● **What you should do**:
Repeat the material verbatim. Images are excluded from the copy.

— Begin Data shown —

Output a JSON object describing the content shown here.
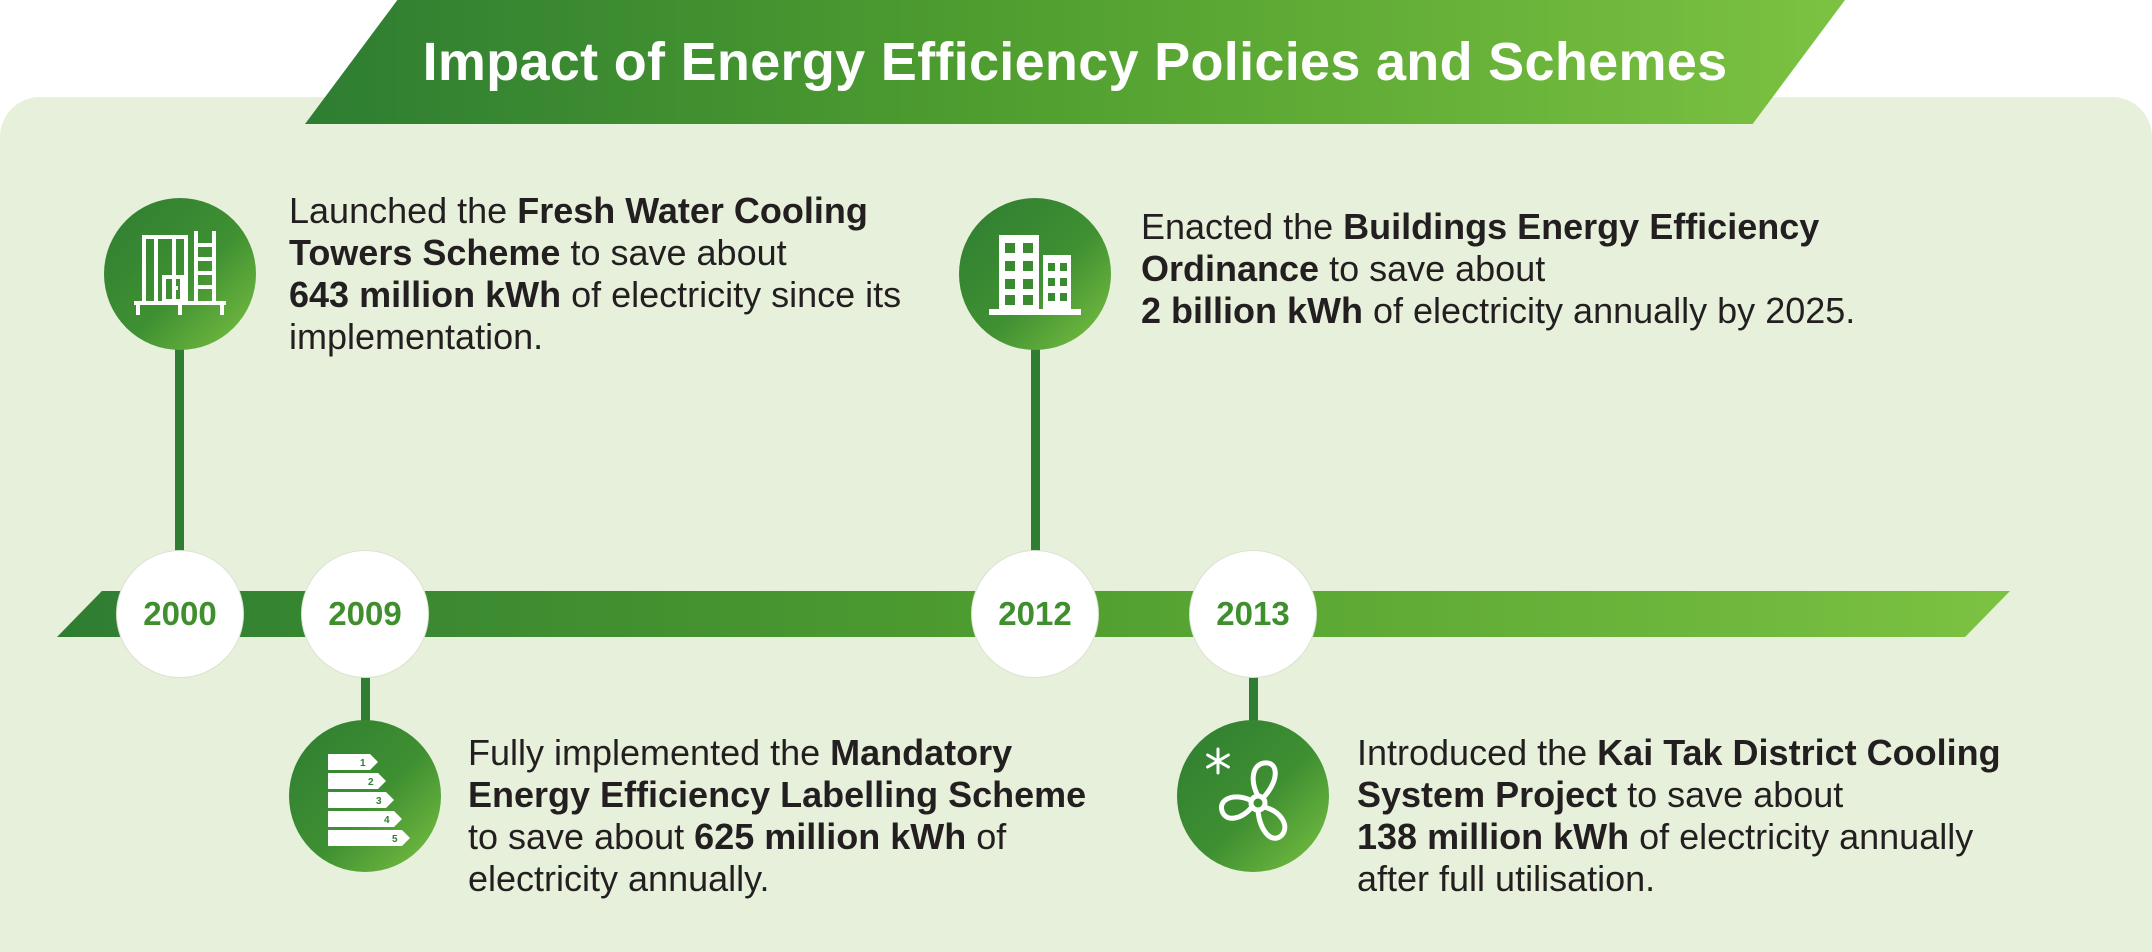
{
  "title": "Impact of Energy Efficiency Policies and Schemes",
  "colors": {
    "dark_green": "#2e7d32",
    "light_green": "#7cc242",
    "panel_bg": "#e7f0da",
    "year_text": "#3f8f2e",
    "body_text": "#231f20"
  },
  "events": [
    {
      "year": "2000",
      "icon": "cooling-tower-icon",
      "parts": [
        "Launched the ",
        "Fresh Water Cooling",
        "Towers Scheme",
        " to save about",
        "643 million kWh",
        " of electricity since its",
        "implementation."
      ]
    },
    {
      "year": "2009",
      "icon": "energy-label-icon",
      "label_numbers": [
        "1",
        "2",
        "3",
        "4",
        "5"
      ],
      "parts": [
        "Fully implemented the ",
        "Mandatory",
        "Energy Efficiency Labelling Scheme",
        "to save about ",
        "625 million kWh",
        " of",
        "electricity annually."
      ]
    },
    {
      "year": "2012",
      "icon": "buildings-icon",
      "parts": [
        "Enacted the ",
        "Buildings Energy Efficiency",
        "Ordinance",
        " to save about",
        "2 billion kWh",
        " of electricity annually by 2025."
      ]
    },
    {
      "year": "2013",
      "icon": "fan-snowflake-icon",
      "parts": [
        "Introduced the ",
        "Kai Tak District Cooling",
        "System Project",
        " to save about",
        "138 million kWh",
        " of electricity annually",
        "after full utilisation."
      ]
    }
  ]
}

— End Data shown —

● **Answer for the task**:
Output a JSON object describing the content shown here.
{
  "title": "Impact of Energy Efficiency Policies and Schemes",
  "colors": {
    "dark_green": "#2e7d32",
    "light_green": "#7cc242",
    "panel_bg": "#e7f0da",
    "year_text": "#3f8f2e",
    "body_text": "#231f20"
  },
  "events": [
    {
      "year": "2000",
      "icon": "cooling-tower-icon",
      "parts": [
        "Launched the ",
        "Fresh Water Cooling",
        "Towers Scheme",
        " to save about",
        "643 million kWh",
        " of electricity since its",
        "implementation."
      ]
    },
    {
      "year": "2009",
      "icon": "energy-label-icon",
      "label_numbers": [
        "1",
        "2",
        "3",
        "4",
        "5"
      ],
      "parts": [
        "Fully implemented the ",
        "Mandatory",
        "Energy Efficiency Labelling Scheme",
        "to save about ",
        "625 million kWh",
        " of",
        "electricity annually."
      ]
    },
    {
      "year": "2012",
      "icon": "buildings-icon",
      "parts": [
        "Enacted the ",
        "Buildings Energy Efficiency",
        "Ordinance",
        " to save about",
        "2 billion kWh",
        " of electricity annually by 2025."
      ]
    },
    {
      "year": "2013",
      "icon": "fan-snowflake-icon",
      "parts": [
        "Introduced the ",
        "Kai Tak District Cooling",
        "System Project",
        " to save about",
        "138 million kWh",
        " of electricity annually",
        "after full utilisation."
      ]
    }
  ]
}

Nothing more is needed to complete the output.